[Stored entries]
···
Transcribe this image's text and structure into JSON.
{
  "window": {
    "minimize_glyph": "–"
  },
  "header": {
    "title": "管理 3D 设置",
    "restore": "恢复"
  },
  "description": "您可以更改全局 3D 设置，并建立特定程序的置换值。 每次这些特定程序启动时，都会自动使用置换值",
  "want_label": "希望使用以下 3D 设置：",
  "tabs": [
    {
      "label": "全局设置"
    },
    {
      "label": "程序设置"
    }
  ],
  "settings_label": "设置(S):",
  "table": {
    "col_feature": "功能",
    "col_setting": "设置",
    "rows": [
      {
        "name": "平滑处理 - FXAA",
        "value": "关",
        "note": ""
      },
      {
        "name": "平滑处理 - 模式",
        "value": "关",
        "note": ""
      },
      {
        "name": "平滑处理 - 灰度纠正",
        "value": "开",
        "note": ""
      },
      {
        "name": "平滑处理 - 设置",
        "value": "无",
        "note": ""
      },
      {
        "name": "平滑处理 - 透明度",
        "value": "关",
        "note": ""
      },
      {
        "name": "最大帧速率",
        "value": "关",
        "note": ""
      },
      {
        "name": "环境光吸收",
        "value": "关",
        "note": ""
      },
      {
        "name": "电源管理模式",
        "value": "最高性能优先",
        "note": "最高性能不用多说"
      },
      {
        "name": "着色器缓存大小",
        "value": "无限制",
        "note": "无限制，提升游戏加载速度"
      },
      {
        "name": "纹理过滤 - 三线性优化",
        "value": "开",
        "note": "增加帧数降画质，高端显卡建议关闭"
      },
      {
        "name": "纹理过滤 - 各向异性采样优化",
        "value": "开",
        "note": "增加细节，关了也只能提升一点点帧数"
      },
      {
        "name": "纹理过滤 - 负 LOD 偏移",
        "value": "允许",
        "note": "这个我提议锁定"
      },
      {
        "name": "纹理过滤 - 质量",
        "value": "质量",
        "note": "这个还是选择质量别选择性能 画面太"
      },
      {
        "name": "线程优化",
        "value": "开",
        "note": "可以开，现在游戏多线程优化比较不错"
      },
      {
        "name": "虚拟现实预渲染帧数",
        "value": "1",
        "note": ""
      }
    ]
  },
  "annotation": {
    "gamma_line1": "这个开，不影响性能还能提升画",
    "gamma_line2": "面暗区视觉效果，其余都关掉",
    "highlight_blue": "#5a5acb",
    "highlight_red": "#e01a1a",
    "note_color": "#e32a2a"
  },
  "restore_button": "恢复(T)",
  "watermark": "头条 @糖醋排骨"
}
···
• _Set problem_:
The records above are to be copied in full, exactly as written.

• _Output for this task_:
Transcribe this image's text and structure into JSON.
{
  "window": {
    "minimize_glyph": "–"
  },
  "header": {
    "title": "管理 3D 设置",
    "restore": "恢复"
  },
  "description": "您可以更改全局 3D 设置，并建立特定程序的置换值。 每次这些特定程序启动时，都会自动使用置换值",
  "want_label": "希望使用以下 3D 设置：",
  "tabs": [
    {
      "label": "全局设置"
    },
    {
      "label": "程序设置"
    }
  ],
  "settings_label": "设置(S):",
  "table": {
    "col_feature": "功能",
    "col_setting": "设置",
    "rows": [
      {
        "name": "平滑处理 - FXAA",
        "value": "关",
        "note": ""
      },
      {
        "name": "平滑处理 - 模式",
        "value": "关",
        "note": ""
      },
      {
        "name": "平滑处理 - 灰度纠正",
        "value": "开",
        "note": ""
      },
      {
        "name": "平滑处理 - 设置",
        "value": "无",
        "note": ""
      },
      {
        "name": "平滑处理 - 透明度",
        "value": "关",
        "note": ""
      },
      {
        "name": "最大帧速率",
        "value": "关",
        "note": ""
      },
      {
        "name": "环境光吸收",
        "value": "关",
        "note": ""
      },
      {
        "name": "电源管理模式",
        "value": "最高性能优先",
        "note": "最高性能不用多说"
      },
      {
        "name": "着色器缓存大小",
        "value": "无限制",
        "note": "无限制，提升游戏加载速度"
      },
      {
        "name": "纹理过滤 - 三线性优化",
        "value": "开",
        "note": "增加帧数降画质，高端显卡建议关闭"
      },
      {
        "name": "纹理过滤 - 各向异性采样优化",
        "value": "开",
        "note": "增加细节，关了也只能提升一点点帧数"
      },
      {
        "name": "纹理过滤 - 负 LOD 偏移",
        "value": "允许",
        "note": "这个我提议锁定"
      },
      {
        "name": "纹理过滤 - 质量",
        "value": "质量",
        "note": "这个还是选择质量别选择性能 画面太"
      },
      {
        "name": "线程优化",
        "value": "开",
        "note": "可以开，现在游戏多线程优化比较不错"
      },
      {
        "name": "虚拟现实预渲染帧数",
        "value": "1",
        "note": ""
      }
    ]
  },
  "annotation": {
    "gamma_line1": "这个开，不影响性能还能提升画",
    "gamma_line2": "面暗区视觉效果，其余都关掉",
    "highlight_blue": "#5a5acb",
    "highlight_red": "#e01a1a",
    "note_color": "#e32a2a"
  },
  "restore_button": "恢复(T)",
  "watermark": "头条 @糖醋排骨"
}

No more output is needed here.